§ WRITTEN REQUEST
Starting at the line that holds "Read this page and output its text content.", set down each line through the end of the listing, exactly as written and with nothing added.

---------- INPUT DATA ----------

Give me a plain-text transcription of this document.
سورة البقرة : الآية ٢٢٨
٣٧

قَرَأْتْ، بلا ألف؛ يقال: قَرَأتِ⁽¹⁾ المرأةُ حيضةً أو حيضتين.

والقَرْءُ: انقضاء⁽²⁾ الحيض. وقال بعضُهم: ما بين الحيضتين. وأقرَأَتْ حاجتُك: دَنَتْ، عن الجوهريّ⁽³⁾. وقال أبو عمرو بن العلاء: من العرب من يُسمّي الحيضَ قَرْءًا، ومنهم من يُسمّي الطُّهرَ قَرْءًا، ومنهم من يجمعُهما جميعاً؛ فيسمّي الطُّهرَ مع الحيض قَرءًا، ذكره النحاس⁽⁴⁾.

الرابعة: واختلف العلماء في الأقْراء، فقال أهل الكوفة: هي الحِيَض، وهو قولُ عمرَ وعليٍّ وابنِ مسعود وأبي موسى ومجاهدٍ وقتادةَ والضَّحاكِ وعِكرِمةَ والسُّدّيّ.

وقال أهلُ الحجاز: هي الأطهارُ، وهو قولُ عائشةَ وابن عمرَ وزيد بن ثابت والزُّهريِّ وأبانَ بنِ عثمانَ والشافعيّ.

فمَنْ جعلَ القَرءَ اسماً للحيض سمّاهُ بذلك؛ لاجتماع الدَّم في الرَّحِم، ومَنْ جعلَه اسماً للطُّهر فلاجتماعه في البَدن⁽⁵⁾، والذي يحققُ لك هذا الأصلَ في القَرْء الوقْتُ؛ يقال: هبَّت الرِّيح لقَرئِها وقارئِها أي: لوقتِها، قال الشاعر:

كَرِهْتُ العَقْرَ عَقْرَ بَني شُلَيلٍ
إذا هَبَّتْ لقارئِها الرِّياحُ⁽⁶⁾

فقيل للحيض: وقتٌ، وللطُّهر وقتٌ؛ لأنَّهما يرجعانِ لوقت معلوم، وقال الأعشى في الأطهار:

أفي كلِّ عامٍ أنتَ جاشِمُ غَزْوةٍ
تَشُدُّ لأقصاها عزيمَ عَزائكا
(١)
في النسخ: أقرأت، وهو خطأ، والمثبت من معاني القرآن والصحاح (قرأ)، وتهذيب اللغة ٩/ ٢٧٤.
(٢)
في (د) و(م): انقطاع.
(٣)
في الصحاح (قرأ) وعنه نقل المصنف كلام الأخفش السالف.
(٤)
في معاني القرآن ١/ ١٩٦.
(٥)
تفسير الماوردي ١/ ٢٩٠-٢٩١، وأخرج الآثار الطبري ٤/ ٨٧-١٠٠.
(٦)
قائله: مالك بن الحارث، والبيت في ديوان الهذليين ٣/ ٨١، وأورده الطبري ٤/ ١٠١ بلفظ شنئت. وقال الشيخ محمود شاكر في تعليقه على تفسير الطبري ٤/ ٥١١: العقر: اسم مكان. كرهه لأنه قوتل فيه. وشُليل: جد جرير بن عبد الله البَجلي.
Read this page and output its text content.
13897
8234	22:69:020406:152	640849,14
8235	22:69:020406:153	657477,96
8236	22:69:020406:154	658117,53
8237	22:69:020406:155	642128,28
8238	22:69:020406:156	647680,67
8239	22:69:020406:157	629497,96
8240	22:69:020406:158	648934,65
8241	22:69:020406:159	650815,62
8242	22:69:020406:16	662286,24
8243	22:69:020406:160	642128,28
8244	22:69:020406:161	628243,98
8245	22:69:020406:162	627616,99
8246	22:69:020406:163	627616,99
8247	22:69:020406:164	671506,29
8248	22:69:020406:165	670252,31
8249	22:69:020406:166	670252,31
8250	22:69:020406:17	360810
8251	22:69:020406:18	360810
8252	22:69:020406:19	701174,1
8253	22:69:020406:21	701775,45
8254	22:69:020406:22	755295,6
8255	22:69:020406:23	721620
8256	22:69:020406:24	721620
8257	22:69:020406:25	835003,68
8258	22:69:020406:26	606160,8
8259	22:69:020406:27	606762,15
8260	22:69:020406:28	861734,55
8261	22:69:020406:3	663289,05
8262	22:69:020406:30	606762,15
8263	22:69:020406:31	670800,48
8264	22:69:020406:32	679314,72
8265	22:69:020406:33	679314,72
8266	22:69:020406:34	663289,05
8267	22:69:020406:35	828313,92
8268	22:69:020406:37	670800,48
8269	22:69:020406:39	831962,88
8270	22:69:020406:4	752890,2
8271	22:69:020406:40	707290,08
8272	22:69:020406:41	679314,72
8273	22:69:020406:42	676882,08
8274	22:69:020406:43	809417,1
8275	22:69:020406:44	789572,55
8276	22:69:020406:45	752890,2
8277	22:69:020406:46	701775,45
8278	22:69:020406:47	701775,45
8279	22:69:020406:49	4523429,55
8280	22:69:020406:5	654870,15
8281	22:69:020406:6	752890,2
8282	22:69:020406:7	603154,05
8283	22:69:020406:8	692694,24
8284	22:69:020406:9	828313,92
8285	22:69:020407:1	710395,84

----------

§ TASK SOLUTION
Read this page and output its text content.
13897
8234	22:69:020406:152	640849,14
8235	22:69:020406:153	657477,96
8236	22:69:020406:154	658117,53
8237	22:69:020406:155	642128,28
8238	22:69:020406:156	647680,67
8239	22:69:020406:157	629497,96
8240	22:69:020406:158	648934,65
8241	22:69:020406:159	650815,62
8242	22:69:020406:16	662286,24
8243	22:69:020406:160	642128,28
8244	22:69:020406:161	628243,98
8245	22:69:020406:162	627616,99
8246	22:69:020406:163	627616,99
8247	22:69:020406:164	671506,29
8248	22:69:020406:165	670252,31
8249	22:69:020406:166	670252,31
8250	22:69:020406:17	360810
8251	22:69:020406:18	360810
8252	22:69:020406:19	701174,1
8253	22:69:020406:21	701775,45
8254	22:69:020406:22	755295,6
8255	22:69:020406:23	721620
8256	22:69:020406:24	721620
8257	22:69:020406:25	835003,68
8258	22:69:020406:26	606160,8
8259	22:69:020406:27	606762,15
8260	22:69:020406:28	861734,55
8261	22:69:020406:3	663289,05
8262	22:69:020406:30	606762,15
8263	22:69:020406:31	670800,48
8264	22:69:020406:32	679314,72
8265	22:69:020406:33	679314,72
8266	22:69:020406:34	663289,05
8267	22:69:020406:35	828313,92
8268	22:69:020406:37	670800,48
8269	22:69:020406:39	831962,88
8270	22:69:020406:4	752890,2
8271	22:69:020406:40	707290,08
8272	22:69:020406:41	679314,72
8273	22:69:020406:42	676882,08
8274	22:69:020406:43	809417,1
8275	22:69:020406:44	789572,55
8276	22:69:020406:45	752890,2
8277	22:69:020406:46	701775,45
8278	22:69:020406:47	701775,45
8279	22:69:020406:49	4523429,55
8280	22:69:020406:5	654870,15
8281	22:69:020406:6	752890,2
8282	22:69:020406:7	603154,05
8283	22:69:020406:8	692694,24
8284	22:69:020406:9	828313,92
8285	22:69:020407:1	710395,84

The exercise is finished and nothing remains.